- _Direction_
Repeat the records word for word, excluding any picture.

-=-=-=-=-

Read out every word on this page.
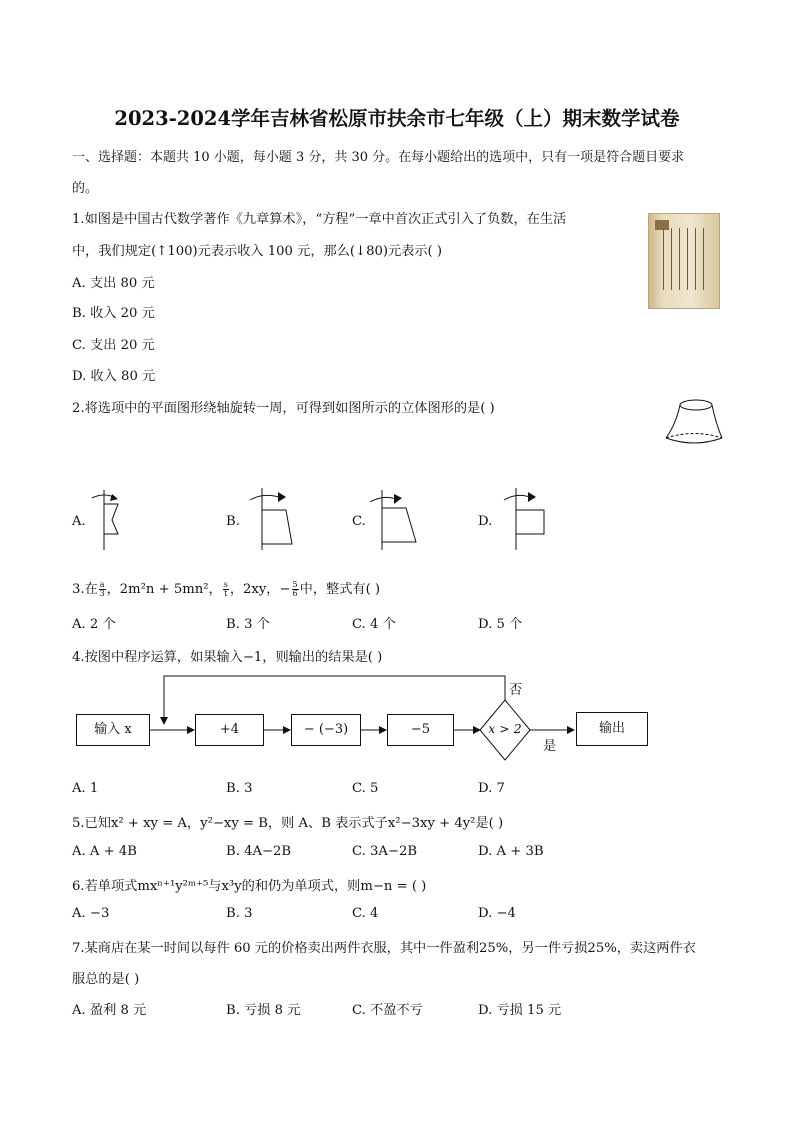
2023-2024学年吉林省松原市扶余市七年级（上）期末数学试卷
一、选择题：本题共 10 小题，每小题 3 分，共 30 分。在每小题给出的选项中，只有一项是符合题目要求
的。
1.如图是中国古代数学著作《九章算术》，“方程”一章中首次正式引入了负数，在生活
中，我们规定(↑100)元表示收入 100 元，那么(↓80)元表示( )
A. 支出 80 元
B. 收入 20 元
C. 支出 20 元
D. 收入 80 元
2.将选项中的平面图形绕轴旋转一周，可得到如图所示的立体图形的是( )
A.	B.	C.	D.
3.在 $\frac{a}{3}$ ，2m²n + 5mn²， $\frac{s}{t}$ ，2xy，− $\frac{5}{6}$ 中，整式有( )
A. 2 个	B. 3 个	C. 4 个	D. 5 个
4.按图中程序运算，如果输入−1，则输出的结果是( )
输入 x	+4	− (−3)	−5	x > 2	输出
否
是
A. 1	B. 3	C. 5	D. 7
5.已知x² + xy = A，y²−xy = B，则 A、B 表示式子x²−3xy + 4y²是( )
A. A + 4B	B. 4A−2B	C. 3A−2B	D. A + 3B
6.若单项式mxⁿ⁺¹y²ᵐ⁺⁵与x³y的和仍为单项式，则m−n = ( )
A. −3	B. 3	C. 4	D. −4
7.某商店在某一时间以每件 60 元的价格卖出两件衣服，其中一件盈利25%，另一件亏损25%，卖这两件衣
服总的是( )
A. 盈利 8 元	B. 亏损 8 元	C. 不盈不亏	D. 亏损 15 元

-=-=-=-=-

- _Full answer_
Read out every word on this page.
2023-2024学年吉林省松原市扶余市七年级（上）期末数学试卷
一、选择题：本题共 10 小题，每小题 3 分，共 30 分。在每小题给出的选项中，只有一项是符合题目要求
的。
1.如图是中国古代数学著作《九章算术》，“方程”一章中首次正式引入了负数，在生活
中，我们规定(↑100)元表示收入 100 元，那么(↓80)元表示( )
A. 支出 80 元
B. 收入 20 元
C. 支出 20 元
D. 收入 80 元
2.将选项中的平面图形绕轴旋转一周，可得到如图所示的立体图形的是( )
A.	B.	C.	D.
3.在 $\frac{a}{3}$ ，2m²n + 5mn²， $\frac{s}{t}$ ，2xy，− $\frac{5}{6}$ 中，整式有( )
A. 2 个	B. 3 个	C. 4 个	D. 5 个
4.按图中程序运算，如果输入−1，则输出的结果是( )
输入 x	+4	− (−3)	−5	x > 2	输出
否
是
A. 1	B. 3	C. 5	D. 7
5.已知x² + xy = A，y²−xy = B，则 A、B 表示式子x²−3xy + 4y²是( )
A. A + 4B	B. 4A−2B	C. 3A−2B	D. A + 3B
6.若单项式mxⁿ⁺¹y²ᵐ⁺⁵与x³y的和仍为单项式，则m−n = ( )
A. −3	B. 3	C. 4	D. −4
7.某商店在某一时间以每件 60 元的价格卖出两件衣服，其中一件盈利25%，另一件亏损25%，卖这两件衣
服总的是( )
A. 盈利 8 元	B. 亏损 8 元	C. 不盈不亏	D. 亏损 15 元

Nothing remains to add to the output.